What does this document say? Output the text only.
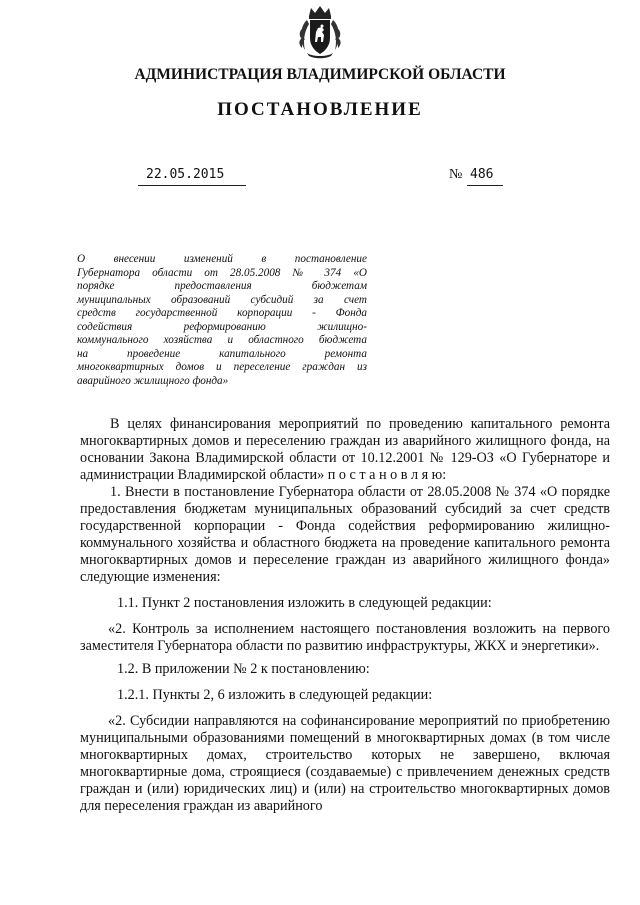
АДМИНИСТРАЦИЯ ВЛАДИМИРСКОЙ ОБЛАСТИ
ПОСТАНОВЛЕНИЕ
22.05.2015	№ 486
О внесении изменений в постановление
Губернатора области от 28.05.2008 № 374 «О
порядке предоставления бюджетам
муниципальных образований субсидий за счет
средств государственной корпорации - Фонда
содействия реформированию жилищно-
коммунального хозяйства и областного бюджета
на проведение капитального ремонта
многоквартирных домов и переселение граждан из
аварийного жилищного фонда»

В целях финансирования мероприятий по проведению капитального ремонта многоквартирных домов и переселению граждан из аварийного жилищного фонда, на основании Закона Владимирской области от 10.12.2001 № 129-ОЗ «О Губернаторе и администрации Владимирской области» п о с т а н о в л я ю:

1. Внести в постановление Губернатора области от 28.05.2008 № 374 «О порядке предоставления бюджетам муниципальных образований субсидий за счет средств государственной корпорации - Фонда содействия реформированию жилищно-коммунального хозяйства и областного бюджета на проведение капитального ремонта многоквартирных домов и переселение граждан из аварийного жилищного фонда» следующие изменения:

1.1. Пункт 2 постановления изложить в следующей редакции:

«2. Контроль за исполнением настоящего постановления возложить на первого заместителя Губернатора области по развитию инфраструктуры, ЖКХ и энергетики».

1.2. В приложении № 2 к постановлению:

1.2.1. Пункты 2, 6 изложить в следующей редакции:

«2. Субсидии направляются на софинансирование мероприятий по приобретению муниципальными образованиями помещений в многоквартирных домах (в том числе многоквартирных домах, строительство которых не завершено, включая многоквартирные дома, строящиеся (создаваемые) с привлечением денежных средств граждан и (или) юридических лиц) и (или) на строительство многоквартирных домов для переселения граждан из аварийного
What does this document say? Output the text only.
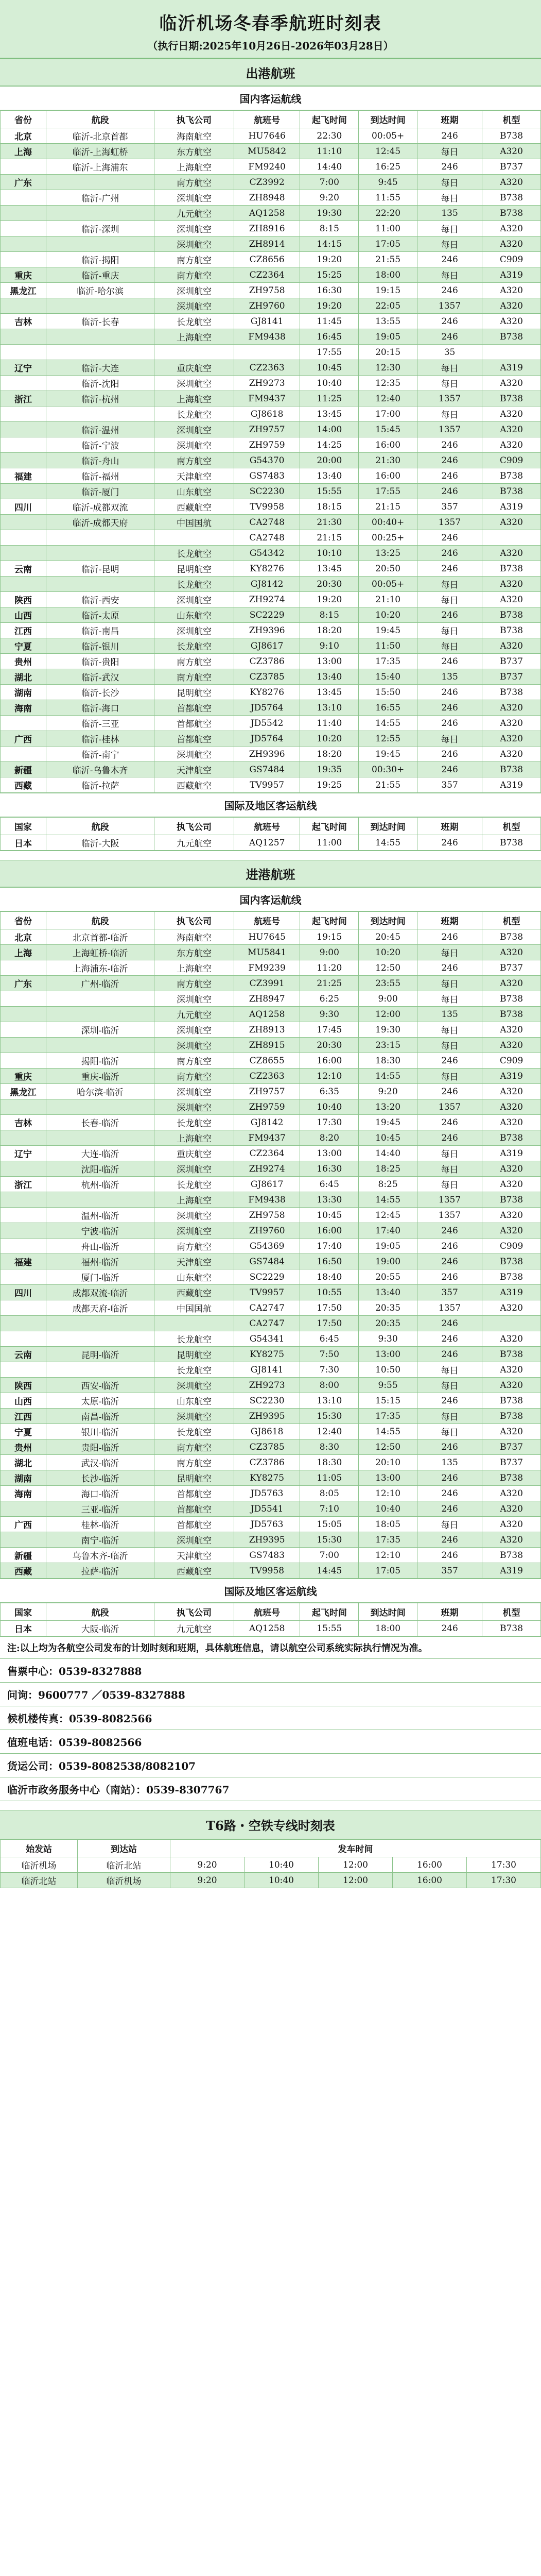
临沂机场冬春季航班时刻表
（执行日期:2025年10月26日-2026年03月28日）
出港航班
国内客运航线
省份	航段	执飞公司	航班号	起飞时间	到达时间	班期	机型
北京	临沂-北京首都	海南航空	HU7646	22:30	00:05+	246	B738
上海	临沂-上海虹桥	东方航空	MU5842	11:10	12:45	每日	A320
	临沂-上海浦东	上海航空	FM9240	14:40	16:25	246	B737
广东		南方航空	CZ3992	7:00	9:45	每日	A320
	临沂-广州	深圳航空	ZH8948	9:20	11:55	每日	B738
		九元航空	AQ1258	19:30	22:20	135	B738
	临沂-深圳	深圳航空	ZH8916	8:15	11:00	每日	A320
		深圳航空	ZH8914	14:15	17:05	每日	A320
	临沂-揭阳	南方航空	CZ8656	19:20	21:55	246	C909
重庆	临沂-重庆	南方航空	CZ2364	15:25	18:00	每日	A319
黑龙江	临沂-哈尔滨	深圳航空	ZH9758	16:30	19:15	246	A320
		深圳航空	ZH9760	19:20	22:05	1357	A320
吉林	临沂-长春	长龙航空	GJ8141	11:45	13:55	246	A320
		上海航空	FM9438	16:45	19:05	246	B738
				17:55	20:15	35	
辽宁	临沂-大连	重庆航空	CZ2363	10:45	12:30	每日	A319
	临沂-沈阳	深圳航空	ZH9273	10:40	12:35	每日	A320
浙江	临沂-杭州	上海航空	FM9437	11:25	12:40	1357	B738
		长龙航空	GJ8618	13:45	17:00	每日	A320
	临沂-温州	深圳航空	ZH9757	14:00	15:45	1357	A320
	临沂-宁波	深圳航空	ZH9759	14:25	16:00	246	A320
	临沂-舟山	南方航空	G54370	20:00	21:30	246	C909
福建	临沂-福州	天津航空	GS7483	13:40	16:00	246	B738
	临沂-厦门	山东航空	SC2230	15:55	17:55	246	B738
四川	临沂-成都双流	西藏航空	TV9958	18:15	21:15	357	A319
	临沂-成都天府	中国国航	CA2748	21:30	00:40+	1357	A320
			CA2748	21:15	00:25+	246	
		长龙航空	G54342	10:10	13:25	246	A320
云南	临沂-昆明	昆明航空	KY8276	13:45	20:50	246	B738
		长龙航空	GJ8142	20:30	00:05+	每日	A320
陕西	临沂-西安	深圳航空	ZH9274	19:20	21:10	每日	A320
山西	临沂-太原	山东航空	SC2229	8:15	10:20	246	B738
江西	临沂-南昌	深圳航空	ZH9396	18:20	19:45	每日	B738
宁夏	临沂-银川	长龙航空	GJ8617	9:10	11:50	每日	A320
贵州	临沂-贵阳	南方航空	CZ3786	13:00	17:35	246	B737
湖北	临沂-武汉	南方航空	CZ3785	13:40	15:40	135	B737
湖南	临沂-长沙	昆明航空	KY8276	13:45	15:50	246	B738
海南	临沂-海口	首都航空	JD5764	13:10	16:55	246	A320
	临沂-三亚	首都航空	JD5542	11:40	14:55	246	A320
广西	临沂-桂林	首都航空	JD5764	10:20	12:55	每日	A320
	临沂-南宁	深圳航空	ZH9396	18:20	19:45	246	A320
新疆	临沂-乌鲁木齐	天津航空	GS7484	19:35	00:30+	246	B738
西藏	临沂-拉萨	西藏航空	TV9957	19:25	21:55	357	A319
国际及地区客运航线
国家	航段	执飞公司	航班号	起飞时间	到达时间	班期	机型
日本	临沂-大阪	九元航空	AQ1257	11:00	14:55	246	B738
进港航班
国内客运航线
省份	航段	执飞公司	航班号	起飞时间	到达时间	班期	机型
北京	北京首都-临沂	海南航空	HU7645	19:15	20:45	246	B738
上海	上海虹桥-临沂	东方航空	MU5841	9:00	10:20	每日	A320
	上海浦东-临沂	上海航空	FM9239	11:20	12:50	246	B737
广东	广州-临沂	南方航空	CZ3991	21:25	23:55	每日	A320
		深圳航空	ZH8947	6:25	9:00	每日	B738
		九元航空	AQ1258	9:30	12:00	135	B738
	深圳-临沂	深圳航空	ZH8913	17:45	19:30	每日	A320
		深圳航空	ZH8915	20:30	23:15	每日	A320
	揭阳-临沂	南方航空	CZ8655	16:00	18:30	246	C909
重庆	重庆-临沂	南方航空	CZ2363	12:10	14:55	每日	A319
黑龙江	哈尔滨-临沂	深圳航空	ZH9757	6:35	9:20	246	A320
		深圳航空	ZH9759	10:40	13:20	1357	A320
吉林	长春-临沂	长龙航空	GJ8142	17:30	19:45	246	A320
		上海航空	FM9437	8:20	10:45	246	B738
辽宁	大连-临沂	重庆航空	CZ2364	13:00	14:40	每日	A319
	沈阳-临沂	深圳航空	ZH9274	16:30	18:25	每日	A320
浙江	杭州-临沂	长龙航空	GJ8617	6:45	8:25	每日	A320
		上海航空	FM9438	13:30	14:55	1357	B738
	温州-临沂	深圳航空	ZH9758	10:45	12:45	1357	A320
	宁波-临沂	深圳航空	ZH9760	16:00	17:40	246	A320
	舟山-临沂	南方航空	G54369	17:40	19:05	246	C909
福建	福州-临沂	天津航空	GS7484	16:50	19:00	246	B738
	厦门-临沂	山东航空	SC2229	18:40	20:55	246	B738
四川	成都双流-临沂	西藏航空	TV9957	10:55	13:40	357	A319
	成都天府-临沂	中国国航	CA2747	17:50	20:35	1357	A320
			CA2747	17:50	20:35	246	
		长龙航空	G54341	6:45	9:30	246	A320
云南	昆明-临沂	昆明航空	KY8275	7:50	13:00	246	B738
		长龙航空	GJ8141	7:30	10:50	每日	A320
陕西	西安-临沂	深圳航空	ZH9273	8:00	9:55	每日	A320
山西	太原-临沂	山东航空	SC2230	13:10	15:15	246	B738
江西	南昌-临沂	深圳航空	ZH9395	15:30	17:35	每日	B738
宁夏	银川-临沂	长龙航空	GJ8618	12:40	14:55	每日	A320
贵州	贵阳-临沂	南方航空	CZ3785	8:30	12:50	246	B737
湖北	武汉-临沂	南方航空	CZ3786	18:30	20:10	135	B737
湖南	长沙-临沂	昆明航空	KY8275	11:05	13:00	246	B738
海南	海口-临沂	首都航空	JD5763	8:05	12:10	246	A320
	三亚-临沂	首都航空	JD5541	7:10	10:40	246	A320
广西	桂林-临沂	首都航空	JD5763	15:05	18:05	每日	A320
	南宁-临沂	深圳航空	ZH9395	15:30	17:35	246	A320
新疆	乌鲁木齐-临沂	天津航空	GS7483	7:00	12:10	246	B738
西藏	拉萨-临沂	西藏航空	TV9958	14:45	17:05	357	A319
国际及地区客运航线
国家	航段	执飞公司	航班号	起飞时间	到达时间	班期	机型
日本	大阪-临沂	九元航空	AQ1258	15:55	18:00	246	B738
注:以上均为各航空公司发布的计划时刻和班期，具体航班信息，请以航空公司系统实际执行情况为准。
售票中心：0539-8327888
问询：9600777 ／0539-8327888
候机楼传真：0539-8082566
值班电话：0539-8082566
货运公司：0539-8082538/8082107
临沂市政务服务中心（南站）：0539-8307767
T6路・空铁专线时刻表
始发站	到达站	发车时间				
临沂机场	临沂北站	9:20	10:40	12:00	16:00	17:30
临沂北站	临沂机场	9:20	10:40	12:00	16:00	17:30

# Exercise goal:
A line counts if it holds the word "山东航空". Work out how many lines in the listing count, and give only that number.

# The output:
4